The same bomb has a strange metal spiral at the top. This, Lane explains, was twisted by the wind resistance after the bomb was fired. Once the spiral rotated two and a half times the bomb was armed.

Eager to show off their grim handiwork, the IRA launched twelve mortars at Heathrow Airport over the course of five days in March 1994. None of the bombs went off, something Lane believes was intentional. “All the detonators were put in upside down. It was a message to say we can do this and next time we will.”

Most or all of these devices were conceived and made by one man, who Lane appears to know a lot about. He says he is a “genius” when it comes to explosive devices despite having no technical training and little formal education. “He sits in library all day reading manuals about this stuff, just reading,” Lane says.

This man, along with two assistants “who were handy with their hands”, formed a tiny research and development group within the IRA tasked with coming up with ever-more effective ways of killing people without putting their own people in harm’s way.

“They were given specifics, they were told to look at developing bombs and other types of improvised explosives. But the one area where they made really great strides was in the whole area of mortar bombs.”

Lane gestures towards another tube device. It’s different from the others in that it is horizontal rather than vertical. This is the Mark 16, the final mortar made by the cell before the ceasefire of 1994.

In fact it’s not quite a mortar, Lane explains. “The Provos called it a mortar but that’s not accurate as it runs parallel to the ground.”

The weapon fires contains a “shaped charge” capable of penetrating thick armour. “You don’t make [a shaped charge] accidentally. you have to know the maths, the physics. There’s a lot in it and you have to get it right.”

On March 27th, 1993 the IRA left a parked a car by Merchants Quay in Newry. Inside the car was a Mark 16 mortar pointing out through a hole cut out of the body of the vehicle. This was rigged to a light sensor attached to the car’s rear-view mirror, Lane says.

The IRA knew an armoured RUC vehicle passed by that spot at the same time every day. That day it was carrying two young officers, Constables Colleen McMurray and Paul Slaine.

The IRA had recently developed the ability to detonate explosives using flashes of light, a technology developed in part by a British intelligence agent working undercover in the organisation.

As the RUC vehicle passed by that afternoon someone standing at the other side of the canal activated a camera flash. This hit the sensor on the car’s rear view mirror, firing the mortar and destroying the armoured RUC vehicle. McMurray was killed instantly and Slaine lost both of his legs.

--- Things to do ---
1/ Using the passage on IRA mortar bombs, decide whether each statement agrees with it, answering yes or no and quoting the words that settle it. (a) The IRA launched twelve mortars at Heathrow Airport over five days in March 1994. (b) The Mark 16 stands vertically, like the other tube devices. (c) The man who made the devices had extensive technical training.
2/ Translate this sentence from the passage on IRA mortar bombs into Spanish: "The IRA knew an armoured RUC vehicle passed by that spot at the same time every day."

--- Material supplied ---
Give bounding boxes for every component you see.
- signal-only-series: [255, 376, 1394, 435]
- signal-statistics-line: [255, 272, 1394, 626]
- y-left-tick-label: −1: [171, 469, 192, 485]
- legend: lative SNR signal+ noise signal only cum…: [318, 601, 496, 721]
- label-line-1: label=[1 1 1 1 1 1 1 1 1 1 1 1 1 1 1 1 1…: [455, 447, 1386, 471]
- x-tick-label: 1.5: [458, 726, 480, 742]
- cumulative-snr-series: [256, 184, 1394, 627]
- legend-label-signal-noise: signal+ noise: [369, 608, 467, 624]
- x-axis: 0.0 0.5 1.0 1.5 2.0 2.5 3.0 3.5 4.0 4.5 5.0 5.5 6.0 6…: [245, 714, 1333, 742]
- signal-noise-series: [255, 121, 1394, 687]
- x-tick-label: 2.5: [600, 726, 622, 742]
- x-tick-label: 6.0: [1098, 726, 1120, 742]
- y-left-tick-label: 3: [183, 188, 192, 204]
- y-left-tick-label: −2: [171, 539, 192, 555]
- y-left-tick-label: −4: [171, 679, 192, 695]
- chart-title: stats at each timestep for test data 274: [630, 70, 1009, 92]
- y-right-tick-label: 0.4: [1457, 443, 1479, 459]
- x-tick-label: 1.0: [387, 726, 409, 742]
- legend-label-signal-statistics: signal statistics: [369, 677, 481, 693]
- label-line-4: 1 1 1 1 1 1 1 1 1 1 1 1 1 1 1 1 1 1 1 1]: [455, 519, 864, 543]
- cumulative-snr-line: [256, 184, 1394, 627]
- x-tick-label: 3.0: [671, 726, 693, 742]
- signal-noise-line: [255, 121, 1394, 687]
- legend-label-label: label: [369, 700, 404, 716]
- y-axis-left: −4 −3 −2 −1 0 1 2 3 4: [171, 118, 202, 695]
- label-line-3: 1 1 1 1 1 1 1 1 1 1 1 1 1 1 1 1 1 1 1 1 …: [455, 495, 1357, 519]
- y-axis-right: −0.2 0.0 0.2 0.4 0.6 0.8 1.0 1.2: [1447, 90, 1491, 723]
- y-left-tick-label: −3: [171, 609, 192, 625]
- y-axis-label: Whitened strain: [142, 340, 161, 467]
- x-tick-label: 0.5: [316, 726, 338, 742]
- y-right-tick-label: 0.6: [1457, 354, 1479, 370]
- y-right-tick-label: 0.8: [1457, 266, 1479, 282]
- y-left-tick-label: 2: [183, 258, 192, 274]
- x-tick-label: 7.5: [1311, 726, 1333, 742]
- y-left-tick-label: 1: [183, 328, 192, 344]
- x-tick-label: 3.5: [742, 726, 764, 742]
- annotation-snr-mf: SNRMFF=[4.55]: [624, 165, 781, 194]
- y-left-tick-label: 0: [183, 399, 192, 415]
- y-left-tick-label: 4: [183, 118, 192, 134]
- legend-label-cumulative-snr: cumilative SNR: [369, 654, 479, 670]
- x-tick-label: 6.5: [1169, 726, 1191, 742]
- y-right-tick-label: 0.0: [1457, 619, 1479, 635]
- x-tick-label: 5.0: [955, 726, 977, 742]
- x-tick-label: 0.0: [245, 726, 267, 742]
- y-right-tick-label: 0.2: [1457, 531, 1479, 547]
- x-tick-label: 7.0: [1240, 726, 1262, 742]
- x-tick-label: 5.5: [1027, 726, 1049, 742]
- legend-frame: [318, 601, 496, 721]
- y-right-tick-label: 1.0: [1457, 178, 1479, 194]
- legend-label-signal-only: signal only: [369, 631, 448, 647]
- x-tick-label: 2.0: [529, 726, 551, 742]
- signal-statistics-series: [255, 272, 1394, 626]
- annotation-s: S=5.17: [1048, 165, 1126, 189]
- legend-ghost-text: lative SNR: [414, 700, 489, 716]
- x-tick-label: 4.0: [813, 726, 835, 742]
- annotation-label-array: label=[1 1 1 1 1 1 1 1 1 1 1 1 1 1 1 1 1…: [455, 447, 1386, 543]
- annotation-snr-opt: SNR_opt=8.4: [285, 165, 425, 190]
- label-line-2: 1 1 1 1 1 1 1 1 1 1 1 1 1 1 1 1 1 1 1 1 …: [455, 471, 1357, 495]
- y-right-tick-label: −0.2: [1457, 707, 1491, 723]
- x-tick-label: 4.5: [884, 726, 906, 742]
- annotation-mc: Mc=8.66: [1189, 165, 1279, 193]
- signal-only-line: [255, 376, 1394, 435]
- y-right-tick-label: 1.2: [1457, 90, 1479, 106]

--- Answers to the exercises ---
1/
(a) Yes: "the IRA launched twelve mortars at Heathrow Airport over the course of five days in March 1994."
(b) No: "it is horizontal rather than vertical."
(c) No: "despite having no technical training and little formal education."

2/ El IRA sabía que un vehículo blindado de la RUC pasaba por ese lugar a la misma hora todos los días.